→ **INSTRUCTION**
Quote the listing in full, exactly as given, minus any pictures.

Collected data
----
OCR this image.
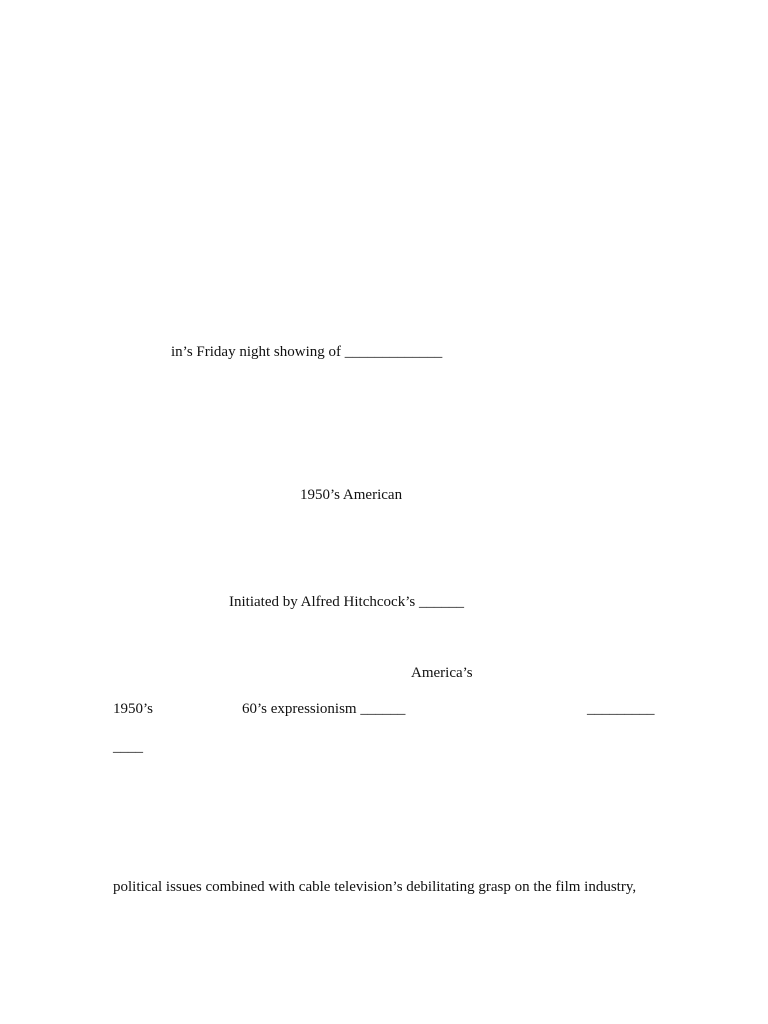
in’s Friday night showing of _____________
1950’s American
Initiated by Alfred Hitchcock’s ______
America’s
1950’s	60’s expressionism ______	_________
____
political issues combined with cable television’s debilitating grasp on the film industry,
----
→ **SOLUTION**
OCR this image.
in’s Friday night showing of _____________
1950’s American
Initiated by Alfred Hitchcock’s ______
America’s
1950’s	60’s expressionism ______	_________
____
political issues combined with cable television’s debilitating grasp on the film industry,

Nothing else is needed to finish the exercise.